==== WORKING DATA

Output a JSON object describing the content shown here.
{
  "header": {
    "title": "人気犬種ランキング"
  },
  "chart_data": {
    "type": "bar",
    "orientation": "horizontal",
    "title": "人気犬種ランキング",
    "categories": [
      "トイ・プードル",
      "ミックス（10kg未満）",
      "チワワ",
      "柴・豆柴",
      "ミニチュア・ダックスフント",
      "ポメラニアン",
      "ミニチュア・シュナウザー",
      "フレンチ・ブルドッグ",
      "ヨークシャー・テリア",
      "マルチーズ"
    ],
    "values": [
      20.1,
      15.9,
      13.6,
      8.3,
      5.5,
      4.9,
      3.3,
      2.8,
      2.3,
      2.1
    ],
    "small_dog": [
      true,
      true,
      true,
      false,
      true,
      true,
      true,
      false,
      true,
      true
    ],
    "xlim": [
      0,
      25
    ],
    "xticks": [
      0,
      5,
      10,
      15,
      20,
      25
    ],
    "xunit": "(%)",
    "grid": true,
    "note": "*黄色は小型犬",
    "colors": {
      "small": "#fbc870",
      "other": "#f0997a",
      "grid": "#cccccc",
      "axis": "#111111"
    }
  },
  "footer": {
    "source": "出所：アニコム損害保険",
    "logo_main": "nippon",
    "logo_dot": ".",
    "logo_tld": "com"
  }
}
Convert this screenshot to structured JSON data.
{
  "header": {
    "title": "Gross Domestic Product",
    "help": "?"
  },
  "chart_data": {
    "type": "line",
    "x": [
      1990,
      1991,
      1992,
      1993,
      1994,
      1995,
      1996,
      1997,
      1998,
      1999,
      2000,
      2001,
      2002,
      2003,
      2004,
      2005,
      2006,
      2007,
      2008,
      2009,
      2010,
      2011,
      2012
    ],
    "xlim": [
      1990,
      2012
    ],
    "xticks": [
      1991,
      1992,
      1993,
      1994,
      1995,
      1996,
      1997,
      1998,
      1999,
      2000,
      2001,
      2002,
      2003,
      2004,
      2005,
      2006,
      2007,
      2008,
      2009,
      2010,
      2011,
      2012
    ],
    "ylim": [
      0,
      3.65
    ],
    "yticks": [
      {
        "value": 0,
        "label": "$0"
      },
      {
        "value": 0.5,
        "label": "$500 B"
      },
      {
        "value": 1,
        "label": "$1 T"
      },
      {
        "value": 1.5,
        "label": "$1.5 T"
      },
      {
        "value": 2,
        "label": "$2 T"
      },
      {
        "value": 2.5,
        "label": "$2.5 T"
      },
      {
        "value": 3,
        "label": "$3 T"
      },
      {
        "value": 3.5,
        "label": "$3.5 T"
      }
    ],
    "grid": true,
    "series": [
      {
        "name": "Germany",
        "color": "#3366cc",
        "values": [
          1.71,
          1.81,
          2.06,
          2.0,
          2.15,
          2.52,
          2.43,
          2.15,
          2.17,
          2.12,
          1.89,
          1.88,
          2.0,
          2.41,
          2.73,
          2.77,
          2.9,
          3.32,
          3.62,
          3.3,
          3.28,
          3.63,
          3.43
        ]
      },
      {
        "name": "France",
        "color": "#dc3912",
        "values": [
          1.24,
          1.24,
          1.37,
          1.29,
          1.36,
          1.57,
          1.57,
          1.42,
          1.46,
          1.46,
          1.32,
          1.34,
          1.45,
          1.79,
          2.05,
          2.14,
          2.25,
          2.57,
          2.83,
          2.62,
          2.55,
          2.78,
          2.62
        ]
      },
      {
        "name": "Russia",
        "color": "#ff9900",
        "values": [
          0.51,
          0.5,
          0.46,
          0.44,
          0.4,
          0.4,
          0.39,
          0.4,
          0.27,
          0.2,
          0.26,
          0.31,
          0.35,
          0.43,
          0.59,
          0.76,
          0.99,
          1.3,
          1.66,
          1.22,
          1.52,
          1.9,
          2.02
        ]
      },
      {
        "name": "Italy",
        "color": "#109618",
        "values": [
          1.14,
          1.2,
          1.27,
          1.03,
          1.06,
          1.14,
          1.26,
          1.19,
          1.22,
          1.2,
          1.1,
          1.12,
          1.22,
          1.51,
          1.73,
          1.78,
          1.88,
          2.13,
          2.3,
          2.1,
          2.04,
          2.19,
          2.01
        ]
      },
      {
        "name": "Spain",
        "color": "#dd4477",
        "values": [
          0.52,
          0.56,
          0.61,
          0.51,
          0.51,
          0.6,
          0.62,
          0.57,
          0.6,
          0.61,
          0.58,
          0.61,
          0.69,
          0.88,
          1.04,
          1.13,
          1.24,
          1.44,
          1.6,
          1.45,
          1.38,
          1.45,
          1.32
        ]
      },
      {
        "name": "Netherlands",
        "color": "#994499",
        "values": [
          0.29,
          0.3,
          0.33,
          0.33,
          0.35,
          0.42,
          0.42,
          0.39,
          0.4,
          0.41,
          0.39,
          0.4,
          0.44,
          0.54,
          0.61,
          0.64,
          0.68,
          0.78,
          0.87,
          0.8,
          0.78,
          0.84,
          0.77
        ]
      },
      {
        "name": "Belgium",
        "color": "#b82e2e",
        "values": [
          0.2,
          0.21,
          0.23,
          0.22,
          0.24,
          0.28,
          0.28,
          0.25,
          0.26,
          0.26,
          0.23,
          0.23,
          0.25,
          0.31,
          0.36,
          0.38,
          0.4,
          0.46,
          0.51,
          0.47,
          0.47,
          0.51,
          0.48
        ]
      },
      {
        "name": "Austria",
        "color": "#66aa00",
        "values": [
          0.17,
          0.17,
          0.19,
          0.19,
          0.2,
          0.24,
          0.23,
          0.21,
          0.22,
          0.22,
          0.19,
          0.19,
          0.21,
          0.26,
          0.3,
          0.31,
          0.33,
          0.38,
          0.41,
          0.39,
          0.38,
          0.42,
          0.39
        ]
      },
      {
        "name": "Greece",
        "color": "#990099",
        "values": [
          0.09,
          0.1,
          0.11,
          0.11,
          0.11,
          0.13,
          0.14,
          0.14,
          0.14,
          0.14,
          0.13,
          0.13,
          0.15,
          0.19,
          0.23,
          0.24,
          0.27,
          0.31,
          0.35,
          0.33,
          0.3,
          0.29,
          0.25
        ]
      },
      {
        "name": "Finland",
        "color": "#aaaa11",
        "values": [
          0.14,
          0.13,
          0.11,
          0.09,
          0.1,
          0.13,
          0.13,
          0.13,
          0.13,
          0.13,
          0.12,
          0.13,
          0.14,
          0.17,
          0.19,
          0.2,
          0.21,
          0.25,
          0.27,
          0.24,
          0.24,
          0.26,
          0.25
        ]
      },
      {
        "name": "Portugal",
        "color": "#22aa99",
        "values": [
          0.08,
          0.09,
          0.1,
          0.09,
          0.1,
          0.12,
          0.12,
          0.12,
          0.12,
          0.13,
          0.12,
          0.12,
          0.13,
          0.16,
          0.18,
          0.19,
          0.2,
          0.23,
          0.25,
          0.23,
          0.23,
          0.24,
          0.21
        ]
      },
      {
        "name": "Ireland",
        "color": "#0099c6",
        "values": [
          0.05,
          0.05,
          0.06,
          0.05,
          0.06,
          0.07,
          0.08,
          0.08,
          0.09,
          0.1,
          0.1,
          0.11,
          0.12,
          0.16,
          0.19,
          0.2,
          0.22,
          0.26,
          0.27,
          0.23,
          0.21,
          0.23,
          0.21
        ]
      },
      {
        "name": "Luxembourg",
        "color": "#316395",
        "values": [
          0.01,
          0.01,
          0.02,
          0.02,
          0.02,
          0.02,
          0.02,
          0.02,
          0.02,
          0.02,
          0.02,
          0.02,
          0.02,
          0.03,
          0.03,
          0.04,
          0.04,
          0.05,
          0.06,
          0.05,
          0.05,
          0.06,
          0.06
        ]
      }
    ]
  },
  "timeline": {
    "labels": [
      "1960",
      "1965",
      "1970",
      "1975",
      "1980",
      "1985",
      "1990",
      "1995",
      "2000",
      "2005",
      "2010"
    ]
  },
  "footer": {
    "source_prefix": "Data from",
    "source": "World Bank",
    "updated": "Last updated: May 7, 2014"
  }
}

========

**TASK STATEMENT:**
Tally how many lines in the material above hold the word "title". Write only that number.

**RESULT OF THIS TASK:**
3